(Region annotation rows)
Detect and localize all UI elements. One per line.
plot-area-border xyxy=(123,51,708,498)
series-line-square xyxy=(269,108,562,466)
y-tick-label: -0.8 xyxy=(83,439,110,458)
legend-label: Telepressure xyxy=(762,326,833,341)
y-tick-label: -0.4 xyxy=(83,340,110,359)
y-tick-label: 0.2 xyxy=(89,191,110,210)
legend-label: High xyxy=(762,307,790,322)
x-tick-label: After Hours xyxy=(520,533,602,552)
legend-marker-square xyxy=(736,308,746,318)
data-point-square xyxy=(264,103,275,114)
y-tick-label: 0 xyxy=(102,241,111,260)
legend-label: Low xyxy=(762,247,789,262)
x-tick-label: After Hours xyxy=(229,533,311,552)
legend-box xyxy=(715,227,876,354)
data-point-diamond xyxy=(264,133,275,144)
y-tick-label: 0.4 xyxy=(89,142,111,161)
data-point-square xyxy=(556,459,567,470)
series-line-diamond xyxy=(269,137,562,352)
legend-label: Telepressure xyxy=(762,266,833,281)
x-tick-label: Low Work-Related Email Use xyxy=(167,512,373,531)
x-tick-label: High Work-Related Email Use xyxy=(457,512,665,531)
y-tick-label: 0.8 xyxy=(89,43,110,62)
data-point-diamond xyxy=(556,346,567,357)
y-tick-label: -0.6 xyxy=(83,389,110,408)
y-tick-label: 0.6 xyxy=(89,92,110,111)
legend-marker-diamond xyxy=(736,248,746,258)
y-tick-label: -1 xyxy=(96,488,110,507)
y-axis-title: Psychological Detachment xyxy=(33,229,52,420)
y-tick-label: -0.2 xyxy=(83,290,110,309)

_Exercise prompt_
Please print the rows above again without any changes.

_Expected answer_
Detect and localize all UI elements. One per line.
plot-area-border xyxy=(123,51,708,498)
series-line-square xyxy=(269,108,562,466)
y-tick-label: -0.8 xyxy=(83,439,110,458)
legend-label: Telepressure xyxy=(762,326,833,341)
y-tick-label: -0.4 xyxy=(83,340,110,359)
y-tick-label: 0.2 xyxy=(89,191,110,210)
legend-label: High xyxy=(762,307,790,322)
x-tick-label: After Hours xyxy=(520,533,602,552)
legend-marker-square xyxy=(736,308,746,318)
data-point-square xyxy=(264,103,275,114)
y-tick-label: 0 xyxy=(102,241,111,260)
legend-label: Low xyxy=(762,247,789,262)
x-tick-label: After Hours xyxy=(229,533,311,552)
legend-box xyxy=(715,227,876,354)
data-point-diamond xyxy=(264,133,275,144)
y-tick-label: 0.4 xyxy=(89,142,111,161)
data-point-square xyxy=(556,459,567,470)
series-line-diamond xyxy=(269,137,562,352)
legend-label: Telepressure xyxy=(762,266,833,281)
x-tick-label: Low Work-Related Email Use xyxy=(167,512,373,531)
x-tick-label: High Work-Related Email Use xyxy=(457,512,665,531)
y-tick-label: 0.8 xyxy=(89,43,110,62)
data-point-diamond xyxy=(556,346,567,357)
y-tick-label: -0.6 xyxy=(83,389,110,408)
y-tick-label: 0.6 xyxy=(89,92,110,111)
legend-marker-diamond xyxy=(736,248,746,258)
y-tick-label: -1 xyxy=(96,488,110,507)
y-axis-title: Psychological Detachment xyxy=(33,229,52,420)
y-tick-label: -0.2 xyxy=(83,290,110,309)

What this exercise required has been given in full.